Repeat each entry in full, exactly.

== == ==

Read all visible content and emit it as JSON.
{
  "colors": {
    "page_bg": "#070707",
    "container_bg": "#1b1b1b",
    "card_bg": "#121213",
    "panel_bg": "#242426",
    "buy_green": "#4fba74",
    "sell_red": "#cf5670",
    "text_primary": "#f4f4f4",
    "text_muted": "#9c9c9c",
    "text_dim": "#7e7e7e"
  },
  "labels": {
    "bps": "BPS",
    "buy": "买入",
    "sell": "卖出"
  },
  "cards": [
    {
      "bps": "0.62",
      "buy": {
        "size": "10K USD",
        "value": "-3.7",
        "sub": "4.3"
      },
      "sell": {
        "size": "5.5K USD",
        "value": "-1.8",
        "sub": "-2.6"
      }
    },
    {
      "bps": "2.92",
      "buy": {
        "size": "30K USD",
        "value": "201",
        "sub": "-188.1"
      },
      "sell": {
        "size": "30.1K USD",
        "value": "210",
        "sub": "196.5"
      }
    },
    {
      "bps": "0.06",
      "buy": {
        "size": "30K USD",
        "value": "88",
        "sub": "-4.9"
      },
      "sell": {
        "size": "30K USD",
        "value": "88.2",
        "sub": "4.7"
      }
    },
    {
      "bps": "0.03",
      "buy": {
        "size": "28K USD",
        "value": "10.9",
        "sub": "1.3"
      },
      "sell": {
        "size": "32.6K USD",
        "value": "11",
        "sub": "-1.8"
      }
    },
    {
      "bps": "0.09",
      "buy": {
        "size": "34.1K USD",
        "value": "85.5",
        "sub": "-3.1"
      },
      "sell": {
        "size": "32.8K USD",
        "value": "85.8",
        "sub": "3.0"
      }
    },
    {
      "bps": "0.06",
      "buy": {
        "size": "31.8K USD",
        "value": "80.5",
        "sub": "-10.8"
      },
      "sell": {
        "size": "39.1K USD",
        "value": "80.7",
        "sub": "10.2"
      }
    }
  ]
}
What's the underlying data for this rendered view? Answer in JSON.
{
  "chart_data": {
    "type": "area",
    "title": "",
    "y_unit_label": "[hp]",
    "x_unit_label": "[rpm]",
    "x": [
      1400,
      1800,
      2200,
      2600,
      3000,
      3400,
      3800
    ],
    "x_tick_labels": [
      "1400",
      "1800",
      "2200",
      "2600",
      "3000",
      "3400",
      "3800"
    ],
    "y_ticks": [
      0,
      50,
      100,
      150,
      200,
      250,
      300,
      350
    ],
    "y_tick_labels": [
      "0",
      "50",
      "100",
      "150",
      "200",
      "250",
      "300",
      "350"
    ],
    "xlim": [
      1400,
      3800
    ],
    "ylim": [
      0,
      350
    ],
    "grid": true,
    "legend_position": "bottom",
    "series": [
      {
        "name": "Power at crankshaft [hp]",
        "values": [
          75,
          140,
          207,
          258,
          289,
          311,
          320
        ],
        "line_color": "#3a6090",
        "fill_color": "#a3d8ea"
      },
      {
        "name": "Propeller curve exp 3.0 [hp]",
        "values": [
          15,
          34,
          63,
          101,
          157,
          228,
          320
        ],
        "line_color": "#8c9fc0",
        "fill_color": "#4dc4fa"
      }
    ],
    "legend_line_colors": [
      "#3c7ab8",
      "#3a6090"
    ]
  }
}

== == ==

** THE OUTPUT **
Read all visible content and emit it as JSON.
{
  "colors": {
    "page_bg": "#070707",
    "container_bg": "#1b1b1b",
    "card_bg": "#121213",
    "panel_bg": "#242426",
    "buy_green": "#4fba74",
    "sell_red": "#cf5670",
    "text_primary": "#f4f4f4",
    "text_muted": "#9c9c9c",
    "text_dim": "#7e7e7e"
  },
  "labels": {
    "bps": "BPS",
    "buy": "买入",
    "sell": "卖出"
  },
  "cards": [
    {
      "bps": "0.62",
      "buy": {
        "size": "10K USD",
        "value": "-3.7",
        "sub": "4.3"
      },
      "sell": {
        "size": "5.5K USD",
        "value": "-1.8",
        "sub": "-2.6"
      }
    },
    {
      "bps": "2.92",
      "buy": {
        "size": "30K USD",
        "value": "201",
        "sub": "-188.1"
      },
      "sell": {
        "size": "30.1K USD",
        "value": "210",
        "sub": "196.5"
      }
    },
    {
      "bps": "0.06",
      "buy": {
        "size": "30K USD",
        "value": "88",
        "sub": "-4.9"
      },
      "sell": {
        "size": "30K USD",
        "value": "88.2",
        "sub": "4.7"
      }
    },
    {
      "bps": "0.03",
      "buy": {
        "size": "28K USD",
        "value": "10.9",
        "sub": "1.3"
      },
      "sell": {
        "size": "32.6K USD",
        "value": "11",
        "sub": "-1.8"
      }
    },
    {
      "bps": "0.09",
      "buy": {
        "size": "34.1K USD",
        "value": "85.5",
        "sub": "-3.1"
      },
      "sell": {
        "size": "32.8K USD",
        "value": "85.8",
        "sub": "3.0"
      }
    },
    {
      "bps": "0.06",
      "buy": {
        "size": "31.8K USD",
        "value": "80.5",
        "sub": "-10.8"
      },
      "sell": {
        "size": "39.1K USD",
        "value": "80.7",
        "sub": "10.2"
      }
    }
  ]
}
What's the underlying data for this rendered view? Answer in JSON.
{
  "chart_data": {
    "type": "area",
    "title": "",
    "y_unit_label": "[hp]",
    "x_unit_label": "[rpm]",
    "x": [
      1400,
      1800,
      2200,
      2600,
      3000,
      3400,
      3800
    ],
    "x_tick_labels": [
      "1400",
      "1800",
      "2200",
      "2600",
      "3000",
      "3400",
      "3800"
    ],
    "y_ticks": [
      0,
      50,
      100,
      150,
      200,
      250,
      300,
      350
    ],
    "y_tick_labels": [
      "0",
      "50",
      "100",
      "150",
      "200",
      "250",
      "300",
      "350"
    ],
    "xlim": [
      1400,
      3800
    ],
    "ylim": [
      0,
      350
    ],
    "grid": true,
    "legend_position": "bottom",
    "series": [
      {
        "name": "Power at crankshaft [hp]",
        "values": [
          75,
          140,
          207,
          258,
          289,
          311,
          320
        ],
        "line_color": "#3a6090",
        "fill_color": "#a3d8ea"
      },
      {
        "name": "Propeller curve exp 3.0 [hp]",
        "values": [
          15,
          34,
          63,
          101,
          157,
          228,
          320
        ],
        "line_color": "#8c9fc0",
        "fill_color": "#4dc4fa"
      }
    ],
    "legend_line_colors": [
      "#3c7ab8",
      "#3a6090"
    ]
  }
}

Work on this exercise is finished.